## START Dataset excerpts

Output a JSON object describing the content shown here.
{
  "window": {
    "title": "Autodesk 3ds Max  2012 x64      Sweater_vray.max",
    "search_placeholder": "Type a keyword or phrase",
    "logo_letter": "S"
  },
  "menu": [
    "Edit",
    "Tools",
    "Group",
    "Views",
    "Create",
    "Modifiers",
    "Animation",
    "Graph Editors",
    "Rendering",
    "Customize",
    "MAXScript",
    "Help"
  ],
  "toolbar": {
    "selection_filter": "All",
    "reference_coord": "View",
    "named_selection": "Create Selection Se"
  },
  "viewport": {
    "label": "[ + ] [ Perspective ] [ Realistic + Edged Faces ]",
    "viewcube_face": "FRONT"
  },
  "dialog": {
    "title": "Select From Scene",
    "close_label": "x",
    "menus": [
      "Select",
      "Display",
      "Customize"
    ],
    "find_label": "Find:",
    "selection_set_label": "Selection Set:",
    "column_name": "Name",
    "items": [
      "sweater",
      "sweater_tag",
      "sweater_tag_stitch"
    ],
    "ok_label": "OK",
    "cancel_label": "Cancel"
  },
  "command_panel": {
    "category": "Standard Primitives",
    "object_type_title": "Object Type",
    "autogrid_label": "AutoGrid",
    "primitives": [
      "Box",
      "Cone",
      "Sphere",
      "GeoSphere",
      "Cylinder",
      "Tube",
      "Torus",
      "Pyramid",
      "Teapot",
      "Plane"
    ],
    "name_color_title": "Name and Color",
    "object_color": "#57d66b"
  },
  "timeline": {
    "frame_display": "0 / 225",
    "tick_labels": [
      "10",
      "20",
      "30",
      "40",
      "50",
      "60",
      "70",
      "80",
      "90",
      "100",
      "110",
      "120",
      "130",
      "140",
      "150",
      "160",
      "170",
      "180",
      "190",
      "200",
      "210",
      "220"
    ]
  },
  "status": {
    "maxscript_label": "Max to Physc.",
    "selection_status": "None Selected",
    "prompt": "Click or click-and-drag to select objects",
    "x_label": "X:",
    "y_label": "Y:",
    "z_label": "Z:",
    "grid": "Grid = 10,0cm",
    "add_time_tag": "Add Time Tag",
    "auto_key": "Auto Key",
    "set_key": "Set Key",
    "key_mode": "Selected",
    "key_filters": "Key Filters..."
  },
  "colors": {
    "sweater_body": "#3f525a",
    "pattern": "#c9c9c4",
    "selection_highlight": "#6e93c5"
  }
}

## END Dataset excerpts

**What the task requires:**
Print all of the entries exactly as they appear.

**Full response:**
Output a JSON object describing the content shown here.
{
  "window": {
    "title": "Autodesk 3ds Max  2012 x64      Sweater_vray.max",
    "search_placeholder": "Type a keyword or phrase",
    "logo_letter": "S"
  },
  "menu": [
    "Edit",
    "Tools",
    "Group",
    "Views",
    "Create",
    "Modifiers",
    "Animation",
    "Graph Editors",
    "Rendering",
    "Customize",
    "MAXScript",
    "Help"
  ],
  "toolbar": {
    "selection_filter": "All",
    "reference_coord": "View",
    "named_selection": "Create Selection Se"
  },
  "viewport": {
    "label": "[ + ] [ Perspective ] [ Realistic + Edged Faces ]",
    "viewcube_face": "FRONT"
  },
  "dialog": {
    "title": "Select From Scene",
    "close_label": "x",
    "menus": [
      "Select",
      "Display",
      "Customize"
    ],
    "find_label": "Find:",
    "selection_set_label": "Selection Set:",
    "column_name": "Name",
    "items": [
      "sweater",
      "sweater_tag",
      "sweater_tag_stitch"
    ],
    "ok_label": "OK",
    "cancel_label": "Cancel"
  },
  "command_panel": {
    "category": "Standard Primitives",
    "object_type_title": "Object Type",
    "autogrid_label": "AutoGrid",
    "primitives": [
      "Box",
      "Cone",
      "Sphere",
      "GeoSphere",
      "Cylinder",
      "Tube",
      "Torus",
      "Pyramid",
      "Teapot",
      "Plane"
    ],
    "name_color_title": "Name and Color",
    "object_color": "#57d66b"
  },
  "timeline": {
    "frame_display": "0 / 225",
    "tick_labels": [
      "10",
      "20",
      "30",
      "40",
      "50",
      "60",
      "70",
      "80",
      "90",
      "100",
      "110",
      "120",
      "130",
      "140",
      "150",
      "160",
      "170",
      "180",
      "190",
      "200",
      "210",
      "220"
    ]
  },
  "status": {
    "maxscript_label": "Max to Physc.",
    "selection_status": "None Selected",
    "prompt": "Click or click-and-drag to select objects",
    "x_label": "X:",
    "y_label": "Y:",
    "z_label": "Z:",
    "grid": "Grid = 10,0cm",
    "add_time_tag": "Add Time Tag",
    "auto_key": "Auto Key",
    "set_key": "Set Key",
    "key_mode": "Selected",
    "key_filters": "Key Filters..."
  },
  "colors": {
    "sweater_body": "#3f525a",
    "pattern": "#c9c9c4",
    "selection_highlight": "#6e93c5"
  }
}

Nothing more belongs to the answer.